---------- Page extract ----------

Numenera - Character Sheet
Don’t get too excited. Most of those skills are here in a purely decorative capacity.

The Jack is essentially a half-cocked Nano and it is not unfair to assume that anyone backing the game’s Kickstarter on their fond memories of Torment, will naturally gravitate towards playing a Nano with full diplomatic perks as well as the interesting, but utterly useless ability to read characters’ surface thoughts. In other words, character creation is a sham, as there is really only one path through the game. You can choose whether you will make your life a bit easier by avoiding its pointless combat encounters, which the spartan and just plainly acceptable turn-based combat system puts no effort towards making interesting or fun, but that’s about it.

The other major “foul” concerns Numenera replacing “traditional” RPG stats with the following three: Might, Speed and Intellect. Those three categories each have a maximum value (which we can raise as we level up our characters) and the majority of our actions in the game (in battle or outside of it) revolves around constant skill checks. Are we, for example, attempting to convince a character of our viewpoint? Based on our Intellect skill we see our chance of success. Now through the Effort mechanism, we can expend additional Intellect points to improve our odds of success. These points are then in turn replenished either by resting or by using consumables.

---------- Extracted information ----------

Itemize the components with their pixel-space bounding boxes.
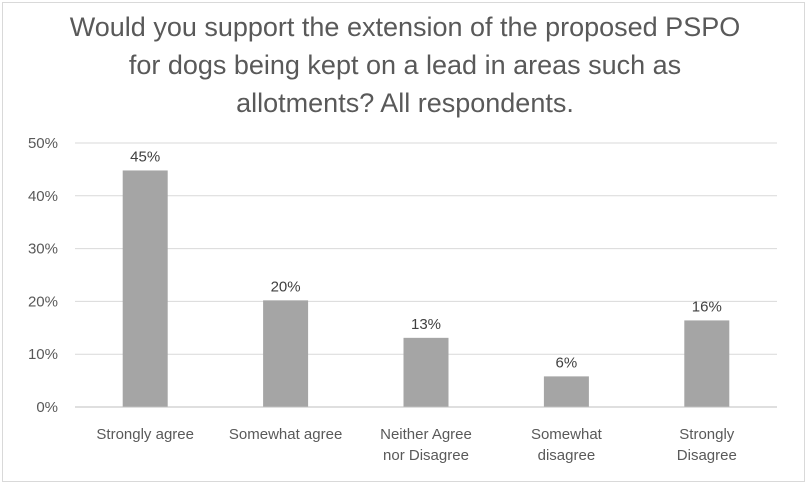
data-label: 13% [411,316,441,333]
y-tick-label: 20% [28,293,58,310]
x-tick-label: Somewhat disagree [531,426,603,464]
data-label: 20% [271,278,301,295]
y-tick-label: 30% [28,241,58,258]
bar [263,300,309,407]
y-tick-label: 10% [28,346,58,363]
y-tick-label: 50% [28,135,58,152]
x-tick-label: Strongly Disagree [677,426,737,464]
x-tick-label: Strongly agree [96,426,194,443]
x-tick-label: Somewhat agree [229,426,342,443]
bar [684,320,730,407]
data-label: 45% [130,148,160,165]
chart-title: Would you support the extension of the p… [69,12,741,118]
y-tick-label: 0% [36,399,58,416]
data-label: 6% [556,354,578,371]
x-tick-label: Neither Agree nor Disagree [380,426,472,464]
bar [122,170,168,407]
bar [543,376,589,407]
y-tick-label: 40% [28,188,58,205]
bar [403,337,449,407]
data-label: 16% [692,298,722,315]
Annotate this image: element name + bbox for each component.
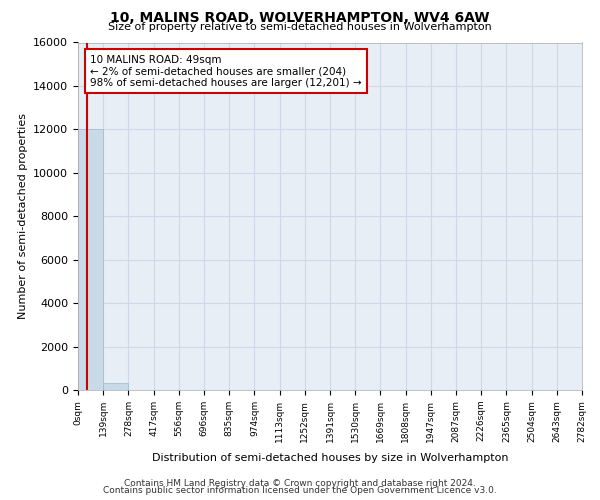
- Text: Contains HM Land Registry data © Crown copyright and database right 2024.: Contains HM Land Registry data © Crown c…: [124, 478, 476, 488]
- X-axis label: Distribution of semi-detached houses by size in Wolverhampton: Distribution of semi-detached houses by …: [152, 453, 508, 463]
- Text: Size of property relative to semi-detached houses in Wolverhampton: Size of property relative to semi-detach…: [108, 22, 492, 32]
- Text: 10 MALINS ROAD: 49sqm
← 2% of semi-detached houses are smaller (204)
98% of semi: 10 MALINS ROAD: 49sqm ← 2% of semi-detac…: [90, 54, 362, 88]
- Text: 10, MALINS ROAD, WOLVERHAMPTON, WV4 6AW: 10, MALINS ROAD, WOLVERHAMPTON, WV4 6AW: [110, 12, 490, 26]
- Y-axis label: Number of semi-detached properties: Number of semi-detached properties: [17, 114, 28, 320]
- Text: Contains public sector information licensed under the Open Government Licence v3: Contains public sector information licen…: [103, 486, 497, 495]
- Bar: [103, 384, 128, 390]
- Bar: [78, 130, 103, 390]
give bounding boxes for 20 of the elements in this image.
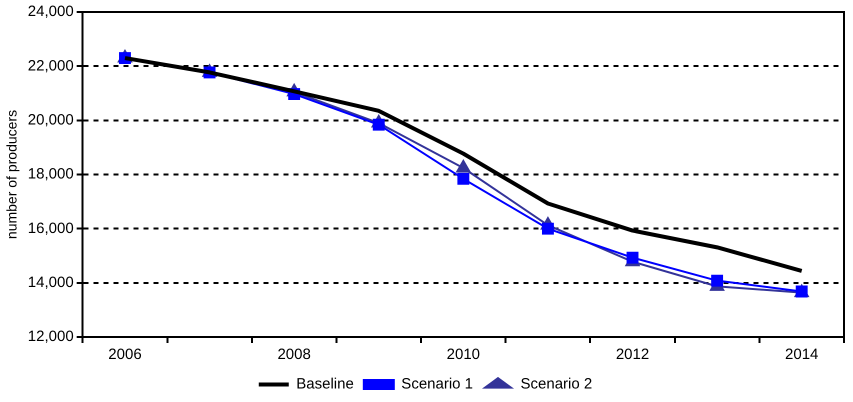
- x-tick-label: 2010: [446, 346, 480, 364]
- x-tick-label: 2008: [277, 346, 311, 364]
- legend-label: Scenario 1: [401, 376, 474, 393]
- point: [372, 118, 385, 131]
- y-axis-title: number of producers: [3, 110, 20, 240]
- point: [711, 274, 724, 287]
- x-tick-label: 2006: [108, 346, 142, 364]
- point: [457, 172, 470, 185]
- point: [626, 252, 638, 264]
- y-tick-label: 22,000: [28, 57, 74, 74]
- x-tick-label: 2014: [785, 346, 818, 364]
- y-tick-label: 16,000: [28, 220, 74, 237]
- legend-label: Scenario 2: [520, 376, 592, 393]
- y-tick-label: 12,000: [28, 328, 74, 346]
- y-tick-label: 18,000: [28, 166, 74, 183]
- x-tick-label: 2012: [616, 346, 650, 364]
- legend-label: Baseline: [296, 376, 354, 393]
- y-tick-label: 14,000: [28, 274, 74, 291]
- y-tick-label: 20,000: [28, 111, 74, 128]
- y-tick-label: 24,000: [28, 3, 74, 20]
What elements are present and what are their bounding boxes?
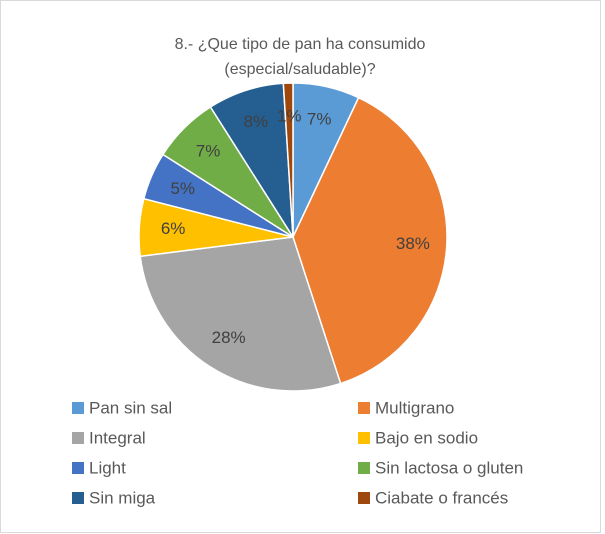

----------

▸ **Requirement A**
From the Numenera excerpt, repeat the passage starting with "Numenera - Character" and going on through "that’s about it.".
▸ **Requirement B**
According to the Numenera excerpt, which three stats replace the traditional RPG stats?
▸ **Requirement C**
Translate this sentence from the Numenera excerpt into Spanish: "These points are then in turn replenished either by resting or by using consumables."

▸ **Exercise solution A**
Numenera - Character Sheet
Don’t get too excited. Most of those skills are here in a purely decorative capacity.

The Jack is essentially a half-cocked Nano and it is not unfair to assume that anyone backing the game’s Kickstarter on their fond memories of Torment, will naturally gravitate towards playing a Nano with full diplomatic perks as well as the interesting, but utterly useless ability to read characters’ surface thoughts. In other words, character creation is a sham, as there is really only one path through the game. You can choose whether you will make your life a bit easier by avoiding its pointless combat encounters, which the spartan and just plainly acceptable turn-based combat system puts no effort towards making interesting or fun, but that’s about it.

▸ **Exercise solution B**
Might, Speed and Intellect.

▸ **Exercise solution C**
Estos puntos se reponen a su vez, ya sea descansando o usando consumibles.